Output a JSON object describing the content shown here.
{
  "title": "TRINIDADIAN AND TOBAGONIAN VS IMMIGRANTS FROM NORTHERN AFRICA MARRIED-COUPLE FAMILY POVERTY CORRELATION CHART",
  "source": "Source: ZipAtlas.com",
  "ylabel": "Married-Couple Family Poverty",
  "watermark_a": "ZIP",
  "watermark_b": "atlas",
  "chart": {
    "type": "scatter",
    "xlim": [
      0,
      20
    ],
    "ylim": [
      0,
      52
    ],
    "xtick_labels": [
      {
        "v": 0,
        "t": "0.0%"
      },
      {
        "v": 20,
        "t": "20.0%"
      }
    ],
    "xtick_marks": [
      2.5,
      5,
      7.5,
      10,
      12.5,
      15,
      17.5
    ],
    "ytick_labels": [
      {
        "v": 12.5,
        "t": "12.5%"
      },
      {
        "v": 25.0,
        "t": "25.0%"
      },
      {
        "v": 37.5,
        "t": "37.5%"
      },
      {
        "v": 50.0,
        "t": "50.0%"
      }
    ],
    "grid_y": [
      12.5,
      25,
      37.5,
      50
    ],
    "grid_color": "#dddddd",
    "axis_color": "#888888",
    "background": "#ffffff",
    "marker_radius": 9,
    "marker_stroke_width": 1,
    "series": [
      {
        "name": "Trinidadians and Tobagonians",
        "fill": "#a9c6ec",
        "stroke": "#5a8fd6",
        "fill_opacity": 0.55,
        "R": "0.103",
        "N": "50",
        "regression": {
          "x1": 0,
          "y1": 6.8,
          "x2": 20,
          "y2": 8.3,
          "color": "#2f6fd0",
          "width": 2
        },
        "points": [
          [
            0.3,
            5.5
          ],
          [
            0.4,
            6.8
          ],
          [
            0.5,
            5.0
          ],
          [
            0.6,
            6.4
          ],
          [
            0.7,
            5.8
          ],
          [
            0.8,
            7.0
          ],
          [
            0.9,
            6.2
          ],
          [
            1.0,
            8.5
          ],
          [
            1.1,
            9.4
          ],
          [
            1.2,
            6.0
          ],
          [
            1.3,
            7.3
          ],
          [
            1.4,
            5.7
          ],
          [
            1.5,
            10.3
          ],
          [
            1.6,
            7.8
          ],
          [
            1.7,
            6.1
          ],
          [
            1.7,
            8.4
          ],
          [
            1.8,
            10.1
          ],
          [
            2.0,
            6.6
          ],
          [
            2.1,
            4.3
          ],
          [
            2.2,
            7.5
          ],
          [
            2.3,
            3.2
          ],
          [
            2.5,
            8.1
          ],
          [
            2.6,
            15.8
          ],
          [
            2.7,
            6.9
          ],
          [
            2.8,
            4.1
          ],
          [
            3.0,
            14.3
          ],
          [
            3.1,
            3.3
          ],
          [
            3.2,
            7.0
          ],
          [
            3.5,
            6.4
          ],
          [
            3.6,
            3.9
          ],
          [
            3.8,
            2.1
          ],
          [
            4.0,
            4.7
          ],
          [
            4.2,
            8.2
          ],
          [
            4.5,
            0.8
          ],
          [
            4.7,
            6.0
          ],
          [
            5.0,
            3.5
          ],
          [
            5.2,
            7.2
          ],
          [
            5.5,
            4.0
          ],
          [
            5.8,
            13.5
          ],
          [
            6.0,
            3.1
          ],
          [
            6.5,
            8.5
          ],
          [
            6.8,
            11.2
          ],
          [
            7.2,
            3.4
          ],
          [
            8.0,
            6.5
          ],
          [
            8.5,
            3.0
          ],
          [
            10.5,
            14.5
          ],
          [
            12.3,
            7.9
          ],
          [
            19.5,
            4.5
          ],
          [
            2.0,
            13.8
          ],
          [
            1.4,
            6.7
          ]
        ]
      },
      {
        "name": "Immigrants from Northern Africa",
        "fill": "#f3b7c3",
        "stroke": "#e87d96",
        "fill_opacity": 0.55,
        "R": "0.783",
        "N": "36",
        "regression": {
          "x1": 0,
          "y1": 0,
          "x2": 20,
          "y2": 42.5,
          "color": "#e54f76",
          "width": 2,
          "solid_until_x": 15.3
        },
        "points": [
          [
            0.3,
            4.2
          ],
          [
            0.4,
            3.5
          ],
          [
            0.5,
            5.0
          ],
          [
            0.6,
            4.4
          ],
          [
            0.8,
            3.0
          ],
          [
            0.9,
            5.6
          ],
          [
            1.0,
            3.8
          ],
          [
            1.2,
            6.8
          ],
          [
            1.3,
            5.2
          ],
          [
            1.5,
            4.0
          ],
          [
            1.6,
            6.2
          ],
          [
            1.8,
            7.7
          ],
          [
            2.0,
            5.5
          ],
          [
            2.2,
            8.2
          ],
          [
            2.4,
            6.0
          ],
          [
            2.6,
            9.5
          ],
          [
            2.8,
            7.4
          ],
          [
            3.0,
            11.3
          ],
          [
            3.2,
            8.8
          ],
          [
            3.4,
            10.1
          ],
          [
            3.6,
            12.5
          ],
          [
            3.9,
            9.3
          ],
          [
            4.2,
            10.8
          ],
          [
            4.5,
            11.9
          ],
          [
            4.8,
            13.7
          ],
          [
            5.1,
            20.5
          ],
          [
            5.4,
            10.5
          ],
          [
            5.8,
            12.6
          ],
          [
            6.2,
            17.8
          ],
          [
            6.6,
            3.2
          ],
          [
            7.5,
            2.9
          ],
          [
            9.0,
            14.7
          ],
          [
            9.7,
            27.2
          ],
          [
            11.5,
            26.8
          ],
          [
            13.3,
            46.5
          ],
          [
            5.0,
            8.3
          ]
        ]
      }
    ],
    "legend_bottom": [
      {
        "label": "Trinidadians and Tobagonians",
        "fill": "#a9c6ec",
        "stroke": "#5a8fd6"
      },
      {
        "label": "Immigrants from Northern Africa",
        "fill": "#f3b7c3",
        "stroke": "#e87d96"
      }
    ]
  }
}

━━━━━━━━

* **Task statement**: Please reproduce all of the entries exactly as they stand.

* **Problem solution**:
Output a JSON object describing the content shown here.
{
  "title": "TRINIDADIAN AND TOBAGONIAN VS IMMIGRANTS FROM NORTHERN AFRICA MARRIED-COUPLE FAMILY POVERTY CORRELATION CHART",
  "source": "Source: ZipAtlas.com",
  "ylabel": "Married-Couple Family Poverty",
  "watermark_a": "ZIP",
  "watermark_b": "atlas",
  "chart": {
    "type": "scatter",
    "xlim": [
      0,
      20
    ],
    "ylim": [
      0,
      52
    ],
    "xtick_labels": [
      {
        "v": 0,
        "t": "0.0%"
      },
      {
        "v": 20,
        "t": "20.0%"
      }
    ],
    "xtick_marks": [
      2.5,
      5,
      7.5,
      10,
      12.5,
      15,
      17.5
    ],
    "ytick_labels": [
      {
        "v": 12.5,
        "t": "12.5%"
      },
      {
        "v": 25.0,
        "t": "25.0%"
      },
      {
        "v": 37.5,
        "t": "37.5%"
      },
      {
        "v": 50.0,
        "t": "50.0%"
      }
    ],
    "grid_y": [
      12.5,
      25,
      37.5,
      50
    ],
    "grid_color": "#dddddd",
    "axis_color": "#888888",
    "background": "#ffffff",
    "marker_radius": 9,
    "marker_stroke_width": 1,
    "series": [
      {
        "name": "Trinidadians and Tobagonians",
        "fill": "#a9c6ec",
        "stroke": "#5a8fd6",
        "fill_opacity": 0.55,
        "R": "0.103",
        "N": "50",
        "regression": {
          "x1": 0,
          "y1": 6.8,
          "x2": 20,
          "y2": 8.3,
          "color": "#2f6fd0",
          "width": 2
        },
        "points": [
          [
            0.3,
            5.5
          ],
          [
            0.4,
            6.8
          ],
          [
            0.5,
            5.0
          ],
          [
            0.6,
            6.4
          ],
          [
            0.7,
            5.8
          ],
          [
            0.8,
            7.0
          ],
          [
            0.9,
            6.2
          ],
          [
            1.0,
            8.5
          ],
          [
            1.1,
            9.4
          ],
          [
            1.2,
            6.0
          ],
          [
            1.3,
            7.3
          ],
          [
            1.4,
            5.7
          ],
          [
            1.5,
            10.3
          ],
          [
            1.6,
            7.8
          ],
          [
            1.7,
            6.1
          ],
          [
            1.7,
            8.4
          ],
          [
            1.8,
            10.1
          ],
          [
            2.0,
            6.6
          ],
          [
            2.1,
            4.3
          ],
          [
            2.2,
            7.5
          ],
          [
            2.3,
            3.2
          ],
          [
            2.5,
            8.1
          ],
          [
            2.6,
            15.8
          ],
          [
            2.7,
            6.9
          ],
          [
            2.8,
            4.1
          ],
          [
            3.0,
            14.3
          ],
          [
            3.1,
            3.3
          ],
          [
            3.2,
            7.0
          ],
          [
            3.5,
            6.4
          ],
          [
            3.6,
            3.9
          ],
          [
            3.8,
            2.1
          ],
          [
            4.0,
            4.7
          ],
          [
            4.2,
            8.2
          ],
          [
            4.5,
            0.8
          ],
          [
            4.7,
            6.0
          ],
          [
            5.0,
            3.5
          ],
          [
            5.2,
            7.2
          ],
          [
            5.5,
            4.0
          ],
          [
            5.8,
            13.5
          ],
          [
            6.0,
            3.1
          ],
          [
            6.5,
            8.5
          ],
          [
            6.8,
            11.2
          ],
          [
            7.2,
            3.4
          ],
          [
            8.0,
            6.5
          ],
          [
            8.5,
            3.0
          ],
          [
            10.5,
            14.5
          ],
          [
            12.3,
            7.9
          ],
          [
            19.5,
            4.5
          ],
          [
            2.0,
            13.8
          ],
          [
            1.4,
            6.7
          ]
        ]
      },
      {
        "name": "Immigrants from Northern Africa",
        "fill": "#f3b7c3",
        "stroke": "#e87d96",
        "fill_opacity": 0.55,
        "R": "0.783",
        "N": "36",
        "regression": {
          "x1": 0,
          "y1": 0,
          "x2": 20,
          "y2": 42.5,
          "color": "#e54f76",
          "width": 2,
          "solid_until_x": 15.3
        },
        "points": [
          [
            0.3,
            4.2
          ],
          [
            0.4,
            3.5
          ],
          [
            0.5,
            5.0
          ],
          [
            0.6,
            4.4
          ],
          [
            0.8,
            3.0
          ],
          [
            0.9,
            5.6
          ],
          [
            1.0,
            3.8
          ],
          [
            1.2,
            6.8
          ],
          [
            1.3,
            5.2
          ],
          [
            1.5,
            4.0
          ],
          [
            1.6,
            6.2
          ],
          [
            1.8,
            7.7
          ],
          [
            2.0,
            5.5
          ],
          [
            2.2,
            8.2
          ],
          [
            2.4,
            6.0
          ],
          [
            2.6,
            9.5
          ],
          [
            2.8,
            7.4
          ],
          [
            3.0,
            11.3
          ],
          [
            3.2,
            8.8
          ],
          [
            3.4,
            10.1
          ],
          [
            3.6,
            12.5
          ],
          [
            3.9,
            9.3
          ],
          [
            4.2,
            10.8
          ],
          [
            4.5,
            11.9
          ],
          [
            4.8,
            13.7
          ],
          [
            5.1,
            20.5
          ],
          [
            5.4,
            10.5
          ],
          [
            5.8,
            12.6
          ],
          [
            6.2,
            17.8
          ],
          [
            6.6,
            3.2
          ],
          [
            7.5,
            2.9
          ],
          [
            9.0,
            14.7
          ],
          [
            9.7,
            27.2
          ],
          [
            11.5,
            26.8
          ],
          [
            13.3,
            46.5
          ],
          [
            5.0,
            8.3
          ]
        ]
      }
    ],
    "legend_bottom": [
      {
        "label": "Trinidadians and Tobagonians",
        "fill": "#a9c6ec",
        "stroke": "#5a8fd6"
      },
      {
        "label": "Immigrants from Northern Africa",
        "fill": "#f3b7c3",
        "stroke": "#e87d96"
      }
    ]
  }
}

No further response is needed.